Data in this exercise.

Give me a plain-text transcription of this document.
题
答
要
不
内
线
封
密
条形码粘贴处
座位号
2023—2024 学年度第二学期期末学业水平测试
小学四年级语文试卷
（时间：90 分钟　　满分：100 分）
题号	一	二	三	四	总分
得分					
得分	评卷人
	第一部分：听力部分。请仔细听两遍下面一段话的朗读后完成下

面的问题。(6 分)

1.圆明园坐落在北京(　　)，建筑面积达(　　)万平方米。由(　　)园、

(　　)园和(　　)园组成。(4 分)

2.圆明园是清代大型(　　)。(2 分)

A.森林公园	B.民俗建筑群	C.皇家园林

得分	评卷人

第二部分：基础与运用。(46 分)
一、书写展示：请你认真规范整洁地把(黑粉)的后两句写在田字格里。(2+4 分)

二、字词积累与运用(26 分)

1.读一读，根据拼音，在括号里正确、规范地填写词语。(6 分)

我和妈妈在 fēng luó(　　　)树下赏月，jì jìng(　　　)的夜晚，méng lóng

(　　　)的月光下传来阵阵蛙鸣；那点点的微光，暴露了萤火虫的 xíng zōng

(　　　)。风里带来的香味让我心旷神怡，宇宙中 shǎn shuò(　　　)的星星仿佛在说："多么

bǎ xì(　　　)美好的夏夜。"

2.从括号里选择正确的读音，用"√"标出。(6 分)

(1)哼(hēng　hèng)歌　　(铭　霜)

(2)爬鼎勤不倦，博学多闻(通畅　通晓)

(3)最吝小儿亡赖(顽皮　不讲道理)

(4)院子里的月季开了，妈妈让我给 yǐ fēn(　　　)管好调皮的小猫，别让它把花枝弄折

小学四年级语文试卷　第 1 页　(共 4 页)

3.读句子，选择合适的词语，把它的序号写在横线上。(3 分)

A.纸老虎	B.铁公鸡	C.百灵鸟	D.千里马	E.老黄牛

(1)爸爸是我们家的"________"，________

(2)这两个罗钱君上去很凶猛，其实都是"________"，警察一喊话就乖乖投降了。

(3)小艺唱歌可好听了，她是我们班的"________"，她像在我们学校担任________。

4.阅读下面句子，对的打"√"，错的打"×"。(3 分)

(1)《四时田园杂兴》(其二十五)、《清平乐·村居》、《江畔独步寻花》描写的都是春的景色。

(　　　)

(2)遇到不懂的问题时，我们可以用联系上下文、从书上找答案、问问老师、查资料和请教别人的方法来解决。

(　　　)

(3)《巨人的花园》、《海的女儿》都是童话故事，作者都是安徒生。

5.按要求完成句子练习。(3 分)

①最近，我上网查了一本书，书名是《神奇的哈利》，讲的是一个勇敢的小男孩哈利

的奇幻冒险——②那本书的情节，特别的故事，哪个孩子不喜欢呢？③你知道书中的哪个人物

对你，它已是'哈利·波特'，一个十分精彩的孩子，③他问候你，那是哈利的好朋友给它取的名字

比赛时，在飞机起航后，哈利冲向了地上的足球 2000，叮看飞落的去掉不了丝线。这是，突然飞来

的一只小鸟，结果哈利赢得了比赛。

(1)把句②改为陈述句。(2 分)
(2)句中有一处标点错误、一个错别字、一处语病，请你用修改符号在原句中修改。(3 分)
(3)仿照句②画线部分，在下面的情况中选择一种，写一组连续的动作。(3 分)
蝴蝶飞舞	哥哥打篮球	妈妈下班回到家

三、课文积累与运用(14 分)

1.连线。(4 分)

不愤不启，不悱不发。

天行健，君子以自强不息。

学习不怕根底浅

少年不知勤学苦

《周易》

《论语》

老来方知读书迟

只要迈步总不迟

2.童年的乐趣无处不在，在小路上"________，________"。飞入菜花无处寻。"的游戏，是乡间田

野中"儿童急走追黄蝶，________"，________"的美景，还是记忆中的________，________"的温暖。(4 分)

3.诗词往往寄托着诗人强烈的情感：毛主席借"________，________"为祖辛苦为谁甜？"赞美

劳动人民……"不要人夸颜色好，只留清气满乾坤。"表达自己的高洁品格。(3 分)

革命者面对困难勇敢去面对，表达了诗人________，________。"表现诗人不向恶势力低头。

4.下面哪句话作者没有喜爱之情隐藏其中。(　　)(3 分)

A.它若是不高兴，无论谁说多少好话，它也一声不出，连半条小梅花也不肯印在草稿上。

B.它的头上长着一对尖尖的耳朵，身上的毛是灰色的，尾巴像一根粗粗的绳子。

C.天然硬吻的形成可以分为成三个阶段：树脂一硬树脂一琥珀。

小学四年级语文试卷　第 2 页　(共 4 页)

Direction. Extract all of the data exactly as written.

Response to the exercise.
Give me a plain-text transcription of this document.
题
答
要
不
内
线
封
密
条形码粘贴处
座位号
2023—2024 学年度第二学期期末学业水平测试
小学四年级语文试卷
（时间：90 分钟　　满分：100 分）
题号	一	二	三	四	总分
得分					
得分	评卷人
	第一部分：听力部分。请仔细听两遍下面一段话的朗读后完成下

面的问题。(6 分)

1.圆明园坐落在北京(　　)，建筑面积达(　　)万平方米。由(　　)园、

(　　)园和(　　)园组成。(4 分)

2.圆明园是清代大型(　　)。(2 分)

A.森林公园	B.民俗建筑群	C.皇家园林

得分	评卷人

第二部分：基础与运用。(46 分)
一、书写展示：请你认真规范整洁地把(黑粉)的后两句写在田字格里。(2+4 分)

二、字词积累与运用(26 分)

1.读一读，根据拼音，在括号里正确、规范地填写词语。(6 分)

我和妈妈在 fēng luó(　　　)树下赏月，jì jìng(　　　)的夜晚，méng lóng

(　　　)的月光下传来阵阵蛙鸣；那点点的微光，暴露了萤火虫的 xíng zōng

(　　　)。风里带来的香味让我心旷神怡，宇宙中 shǎn shuò(　　　)的星星仿佛在说："多么

bǎ xì(　　　)美好的夏夜。"

2.从括号里选择正确的读音，用"√"标出。(6 分)

(1)哼(hēng　hèng)歌　　(铭　霜)

(2)爬鼎勤不倦，博学多闻(通畅　通晓)

(3)最吝小儿亡赖(顽皮　不讲道理)

(4)院子里的月季开了，妈妈让我给 yǐ fēn(　　　)管好调皮的小猫，别让它把花枝弄折

小学四年级语文试卷　第 1 页　(共 4 页)

3.读句子，选择合适的词语，把它的序号写在横线上。(3 分)

A.纸老虎	B.铁公鸡	C.百灵鸟	D.千里马	E.老黄牛

(1)爸爸是我们家的"________"，________

(2)这两个罗钱君上去很凶猛，其实都是"________"，警察一喊话就乖乖投降了。

(3)小艺唱歌可好听了，她是我们班的"________"，她像在我们学校担任________。

4.阅读下面句子，对的打"√"，错的打"×"。(3 分)

(1)《四时田园杂兴》(其二十五)、《清平乐·村居》、《江畔独步寻花》描写的都是春的景色。

(　　　)

(2)遇到不懂的问题时，我们可以用联系上下文、从书上找答案、问问老师、查资料和请教别人的方法来解决。

(　　　)

(3)《巨人的花园》、《海的女儿》都是童话故事，作者都是安徒生。

5.按要求完成句子练习。(3 分)

①最近，我上网查了一本书，书名是《神奇的哈利》，讲的是一个勇敢的小男孩哈利

的奇幻冒险——②那本书的情节，特别的故事，哪个孩子不喜欢呢？③你知道书中的哪个人物

对你，它已是'哈利·波特'，一个十分精彩的孩子，③他问候你，那是哈利的好朋友给它取的名字

比赛时，在飞机起航后，哈利冲向了地上的足球 2000，叮看飞落的去掉不了丝线。这是，突然飞来

的一只小鸟，结果哈利赢得了比赛。

(1)把句②改为陈述句。(2 分)
(2)句中有一处标点错误、一个错别字、一处语病，请你用修改符号在原句中修改。(3 分)
(3)仿照句②画线部分，在下面的情况中选择一种，写一组连续的动作。(3 分)
蝴蝶飞舞	哥哥打篮球	妈妈下班回到家

三、课文积累与运用(14 分)

1.连线。(4 分)

不愤不启，不悱不发。

天行健，君子以自强不息。

学习不怕根底浅

少年不知勤学苦

《周易》

《论语》

老来方知读书迟

只要迈步总不迟

2.童年的乐趣无处不在，在小路上"________，________"。飞入菜花无处寻。"的游戏，是乡间田

野中"儿童急走追黄蝶，________"，________"的美景，还是记忆中的________，________"的温暖。(4 分)

3.诗词往往寄托着诗人强烈的情感：毛主席借"________，________"为祖辛苦为谁甜？"赞美

劳动人民……"不要人夸颜色好，只留清气满乾坤。"表达自己的高洁品格。(3 分)

革命者面对困难勇敢去面对，表达了诗人________，________。"表现诗人不向恶势力低头。

4.下面哪句话作者没有喜爱之情隐藏其中。(　　)(3 分)

A.它若是不高兴，无论谁说多少好话，它也一声不出，连半条小梅花也不肯印在草稿上。

B.它的头上长着一对尖尖的耳朵，身上的毛是灰色的，尾巴像一根粗粗的绳子。

C.天然硬吻的形成可以分为成三个阶段：树脂一硬树脂一琥珀。

小学四年级语文试卷　第 2 页　(共 4 页)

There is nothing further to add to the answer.